** start of Input data **
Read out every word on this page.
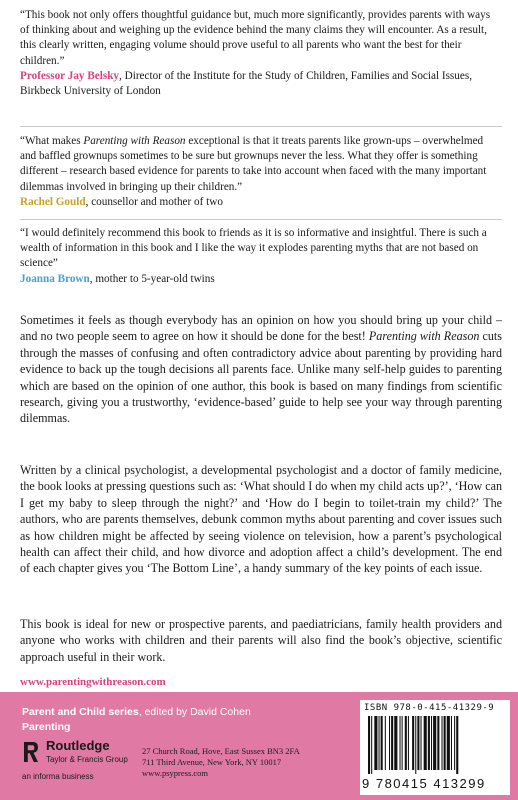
“This book not only offers thoughtful guidance but, much more significantly, provides parents with ways of thinking about and weighing up the evidence behind the many claims they will encounter. As a result, this clearly written, engaging volume should prove useful to all parents who want the best for their children.”
Professor Jay Belsky, Director of the Institute for the Study of Children, Families and Social Issues, Birkbeck University of London

“What makes Parenting with Reason exceptional is that it treats parents like grown-ups – overwhelmed and baffled grownups sometimes to be sure but grownups never the less. What they offer is something different – research based evidence for parents to take into account when faced with the many important dilemmas involved in bringing up their children.”
Rachel Gould, counsellor and mother of two

“I would definitely recommend this book to friends as it is so informative and insightful. There is such a wealth of information in this book and I like the way it explodes parenting myths that are not based on science”
Joanna Brown, mother to 5-year-old twins

Sometimes it feels as though everybody has an opinion on how you should bring up your child – and no two people seem to agree on how it should be done for the best! Parenting with Reason cuts through the masses of confusing and often contradictory advice about parenting by providing hard evidence to back up the tough decisions all parents face. Unlike many self-help guides to parenting which are based on the opinion of one author, this book is based on many findings from scientific research, giving you a trustworthy, ‘evidence-based’ guide to help see your way through parenting dilemmas.

Written by a clinical psychologist, a developmental psychologist and a doctor of family medicine, the book looks at pressing questions such as: ‘What should I do when my child acts up?’, ‘How can I get my baby to sleep through the night?’ and ‘How do I begin to toilet-train my child?’ The authors, who are parents themselves, debunk common myths about parenting and cover issues such as how children might be affected by seeing violence on television, how a parent’s psychological health can affect their child, and how divorce and adoption affect a child’s development. The end of each chapter gives you ‘The Bottom Line’, a handy summary of the key points of each issue.

This book is ideal for new or prospective parents, and paediatricians, family health providers and anyone who works with children and their parents will also find the book’s objective, scientific approach useful in their work.

www.parentingwithreason.com
Parent and Child series, edited by David Cohen
Parenting
Routledge
Taylor & Francis Group
an informa business
27 Church Road, Hove, East Sussex BN3 2FA
711 Third Avenue, New York, NY 10017
www.psypress.com
ISBN 978-0-415-41329-9
9 780415 413299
** end of Input data **
■ What you will do
Without the pictures, return all the records precisely as they stand.

■ Written response
Read out every word on this page.
“This book not only offers thoughtful guidance but, much more significantly, provides parents with ways of thinking about and weighing up the evidence behind the many claims they will encounter. As a result, this clearly written, engaging volume should prove useful to all parents who want the best for their children.”
Professor Jay Belsky, Director of the Institute for the Study of Children, Families and Social Issues, Birkbeck University of London

“What makes Parenting with Reason exceptional is that it treats parents like grown-ups – overwhelmed and baffled grownups sometimes to be sure but grownups never the less. What they offer is something different – research based evidence for parents to take into account when faced with the many important dilemmas involved in bringing up their children.”
Rachel Gould, counsellor and mother of two

“I would definitely recommend this book to friends as it is so informative and insightful. There is such a wealth of information in this book and I like the way it explodes parenting myths that are not based on science”
Joanna Brown, mother to 5-year-old twins

Sometimes it feels as though everybody has an opinion on how you should bring up your child – and no two people seem to agree on how it should be done for the best! Parenting with Reason cuts through the masses of confusing and often contradictory advice about parenting by providing hard evidence to back up the tough decisions all parents face. Unlike many self-help guides to parenting which are based on the opinion of one author, this book is based on many findings from scientific research, giving you a trustworthy, ‘evidence-based’ guide to help see your way through parenting dilemmas.

Written by a clinical psychologist, a developmental psychologist and a doctor of family medicine, the book looks at pressing questions such as: ‘What should I do when my child acts up?’, ‘How can I get my baby to sleep through the night?’ and ‘How do I begin to toilet-train my child?’ The authors, who are parents themselves, debunk common myths about parenting and cover issues such as how children might be affected by seeing violence on television, how a parent’s psychological health can affect their child, and how divorce and adoption affect a child’s development. The end of each chapter gives you ‘The Bottom Line’, a handy summary of the key points of each issue.

This book is ideal for new or prospective parents, and paediatricians, family health providers and anyone who works with children and their parents will also find the book’s objective, scientific approach useful in their work.

www.parentingwithreason.com
Parent and Child series, edited by David Cohen
Parenting
Routledge
Taylor & Francis Group
an informa business
27 Church Road, Hove, East Sussex BN3 2FA
711 Third Avenue, New York, NY 10017
www.psypress.com
ISBN 978-0-415-41329-9
9 780415 413299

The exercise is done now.